** Begin Exercise material **
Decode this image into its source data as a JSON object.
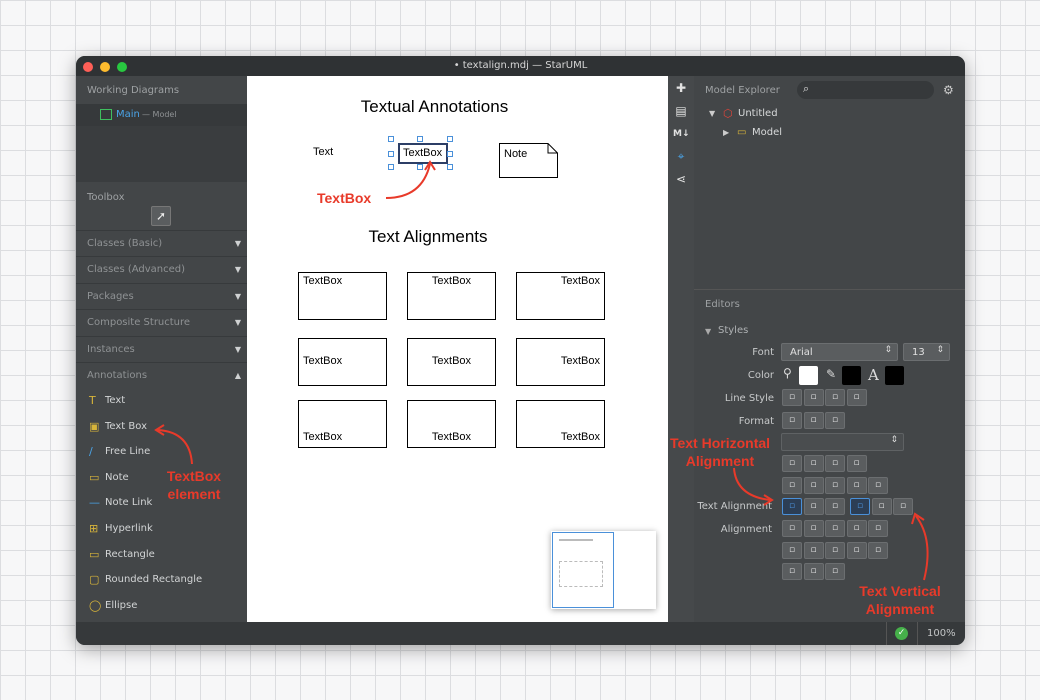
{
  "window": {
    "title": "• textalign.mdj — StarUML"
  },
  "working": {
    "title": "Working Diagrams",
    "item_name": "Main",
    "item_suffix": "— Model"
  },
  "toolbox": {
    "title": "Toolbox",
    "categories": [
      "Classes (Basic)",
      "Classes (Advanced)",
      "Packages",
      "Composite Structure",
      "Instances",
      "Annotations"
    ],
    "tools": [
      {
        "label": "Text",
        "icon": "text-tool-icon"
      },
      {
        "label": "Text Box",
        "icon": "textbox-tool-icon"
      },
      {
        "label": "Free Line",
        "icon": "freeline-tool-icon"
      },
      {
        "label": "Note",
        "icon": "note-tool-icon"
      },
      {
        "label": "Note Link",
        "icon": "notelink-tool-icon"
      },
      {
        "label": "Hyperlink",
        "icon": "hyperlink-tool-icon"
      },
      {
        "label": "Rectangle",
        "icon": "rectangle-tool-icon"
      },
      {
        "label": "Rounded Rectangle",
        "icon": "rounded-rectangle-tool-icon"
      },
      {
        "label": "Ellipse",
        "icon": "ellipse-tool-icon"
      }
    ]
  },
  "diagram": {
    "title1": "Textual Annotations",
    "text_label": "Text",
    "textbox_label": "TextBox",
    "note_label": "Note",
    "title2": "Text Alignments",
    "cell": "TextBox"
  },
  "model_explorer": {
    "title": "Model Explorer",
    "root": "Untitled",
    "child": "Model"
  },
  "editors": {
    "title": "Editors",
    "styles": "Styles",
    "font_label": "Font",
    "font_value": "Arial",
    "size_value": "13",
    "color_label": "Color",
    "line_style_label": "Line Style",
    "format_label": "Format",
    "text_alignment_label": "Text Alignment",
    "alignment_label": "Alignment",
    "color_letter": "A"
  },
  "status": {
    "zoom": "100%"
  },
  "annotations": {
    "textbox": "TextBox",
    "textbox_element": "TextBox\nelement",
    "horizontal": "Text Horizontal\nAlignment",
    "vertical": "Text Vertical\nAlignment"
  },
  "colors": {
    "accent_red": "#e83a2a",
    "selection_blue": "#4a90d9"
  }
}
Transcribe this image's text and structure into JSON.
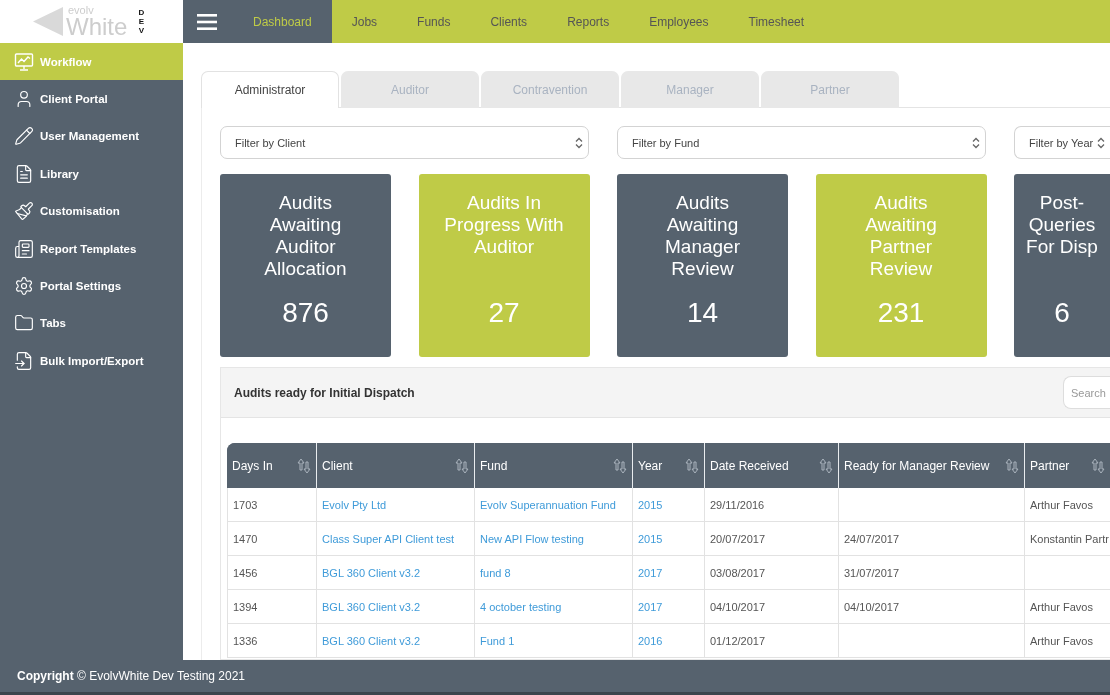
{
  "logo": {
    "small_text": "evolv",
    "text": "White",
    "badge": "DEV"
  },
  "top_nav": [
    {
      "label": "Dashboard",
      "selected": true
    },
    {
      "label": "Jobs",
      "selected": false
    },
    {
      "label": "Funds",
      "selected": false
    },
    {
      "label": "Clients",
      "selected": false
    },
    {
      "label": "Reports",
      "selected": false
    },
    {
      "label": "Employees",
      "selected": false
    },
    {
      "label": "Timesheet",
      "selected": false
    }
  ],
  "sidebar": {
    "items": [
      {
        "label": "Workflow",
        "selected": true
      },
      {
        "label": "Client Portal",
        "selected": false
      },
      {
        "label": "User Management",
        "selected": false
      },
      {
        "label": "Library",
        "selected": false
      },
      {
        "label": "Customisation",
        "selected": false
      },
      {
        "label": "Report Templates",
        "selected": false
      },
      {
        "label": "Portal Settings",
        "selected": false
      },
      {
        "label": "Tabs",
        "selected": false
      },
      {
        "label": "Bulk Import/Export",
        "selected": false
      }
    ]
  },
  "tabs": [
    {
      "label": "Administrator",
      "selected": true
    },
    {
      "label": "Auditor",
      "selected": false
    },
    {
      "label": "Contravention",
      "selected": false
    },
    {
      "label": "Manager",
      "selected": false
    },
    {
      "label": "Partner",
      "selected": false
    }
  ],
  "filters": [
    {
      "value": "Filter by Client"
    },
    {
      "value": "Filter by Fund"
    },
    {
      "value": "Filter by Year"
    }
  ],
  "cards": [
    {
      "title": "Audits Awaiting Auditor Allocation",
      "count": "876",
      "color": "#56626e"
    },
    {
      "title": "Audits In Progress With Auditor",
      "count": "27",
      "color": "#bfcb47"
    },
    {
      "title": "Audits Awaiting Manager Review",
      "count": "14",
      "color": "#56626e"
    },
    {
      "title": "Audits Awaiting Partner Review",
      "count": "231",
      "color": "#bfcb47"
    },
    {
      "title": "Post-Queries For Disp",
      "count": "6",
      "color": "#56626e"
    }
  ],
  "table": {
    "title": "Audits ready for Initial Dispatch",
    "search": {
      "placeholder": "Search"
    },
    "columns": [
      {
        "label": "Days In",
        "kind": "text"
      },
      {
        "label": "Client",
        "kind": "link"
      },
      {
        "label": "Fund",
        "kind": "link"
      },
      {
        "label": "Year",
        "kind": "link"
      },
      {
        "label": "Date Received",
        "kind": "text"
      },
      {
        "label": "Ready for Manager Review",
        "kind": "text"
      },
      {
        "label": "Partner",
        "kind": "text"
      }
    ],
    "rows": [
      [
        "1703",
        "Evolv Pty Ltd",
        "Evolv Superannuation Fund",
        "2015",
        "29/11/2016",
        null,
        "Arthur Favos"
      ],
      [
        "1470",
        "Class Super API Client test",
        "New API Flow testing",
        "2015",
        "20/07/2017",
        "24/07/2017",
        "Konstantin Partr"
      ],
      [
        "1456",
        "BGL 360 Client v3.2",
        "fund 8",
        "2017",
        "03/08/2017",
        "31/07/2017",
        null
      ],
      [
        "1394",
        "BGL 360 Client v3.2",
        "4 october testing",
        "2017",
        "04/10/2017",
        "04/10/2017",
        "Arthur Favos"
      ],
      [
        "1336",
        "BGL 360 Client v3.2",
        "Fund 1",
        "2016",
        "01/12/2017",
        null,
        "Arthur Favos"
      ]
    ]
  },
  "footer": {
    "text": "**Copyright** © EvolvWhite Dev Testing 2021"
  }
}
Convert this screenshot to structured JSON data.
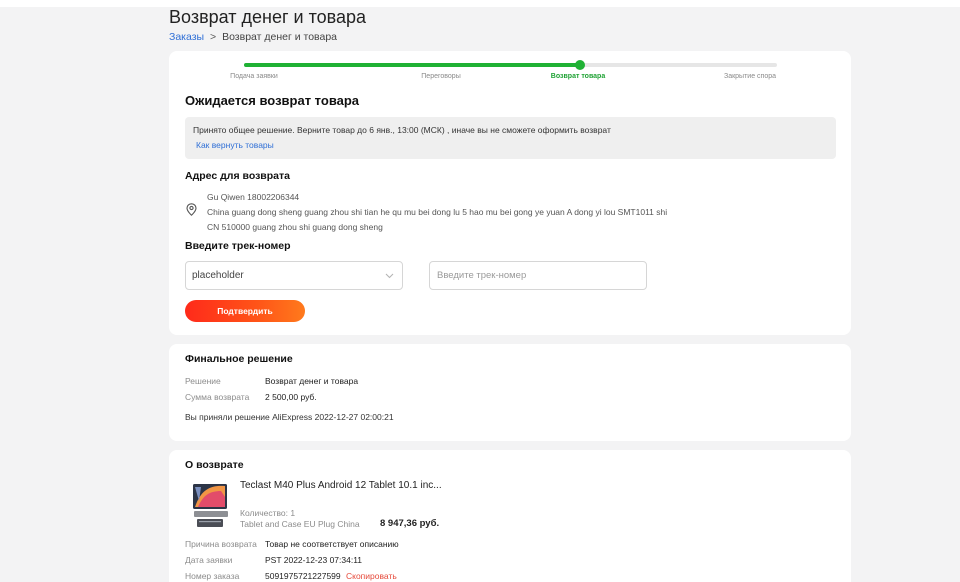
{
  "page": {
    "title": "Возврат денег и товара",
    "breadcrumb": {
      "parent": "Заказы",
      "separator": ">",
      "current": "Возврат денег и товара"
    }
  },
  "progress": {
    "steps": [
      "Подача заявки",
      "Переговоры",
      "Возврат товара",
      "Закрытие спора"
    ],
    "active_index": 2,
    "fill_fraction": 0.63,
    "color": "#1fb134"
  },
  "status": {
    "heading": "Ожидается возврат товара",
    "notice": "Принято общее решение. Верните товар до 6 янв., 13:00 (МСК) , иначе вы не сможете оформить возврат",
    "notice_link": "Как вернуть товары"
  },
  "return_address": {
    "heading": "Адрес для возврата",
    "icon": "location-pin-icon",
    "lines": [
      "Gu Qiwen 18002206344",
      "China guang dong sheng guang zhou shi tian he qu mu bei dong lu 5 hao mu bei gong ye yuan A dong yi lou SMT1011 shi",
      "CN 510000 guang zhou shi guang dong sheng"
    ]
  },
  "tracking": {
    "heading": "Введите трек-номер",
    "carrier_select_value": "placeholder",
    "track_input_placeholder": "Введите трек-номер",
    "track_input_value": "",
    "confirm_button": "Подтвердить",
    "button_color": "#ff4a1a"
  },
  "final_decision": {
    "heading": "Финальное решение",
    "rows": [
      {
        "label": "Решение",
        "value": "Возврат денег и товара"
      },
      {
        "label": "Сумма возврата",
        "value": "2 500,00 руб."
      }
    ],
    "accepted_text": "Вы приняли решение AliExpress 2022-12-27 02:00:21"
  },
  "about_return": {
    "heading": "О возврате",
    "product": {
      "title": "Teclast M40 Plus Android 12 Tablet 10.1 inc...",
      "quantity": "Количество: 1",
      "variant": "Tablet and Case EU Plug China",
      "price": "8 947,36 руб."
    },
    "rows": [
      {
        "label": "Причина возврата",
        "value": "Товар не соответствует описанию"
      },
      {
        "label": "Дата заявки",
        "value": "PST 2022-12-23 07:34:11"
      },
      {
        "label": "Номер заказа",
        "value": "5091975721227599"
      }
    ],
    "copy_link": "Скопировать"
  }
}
** End Exercise material **
What you need to do: Across the records above, count the lines holding "Введите" and reply with that number alone.

Worked solution: 2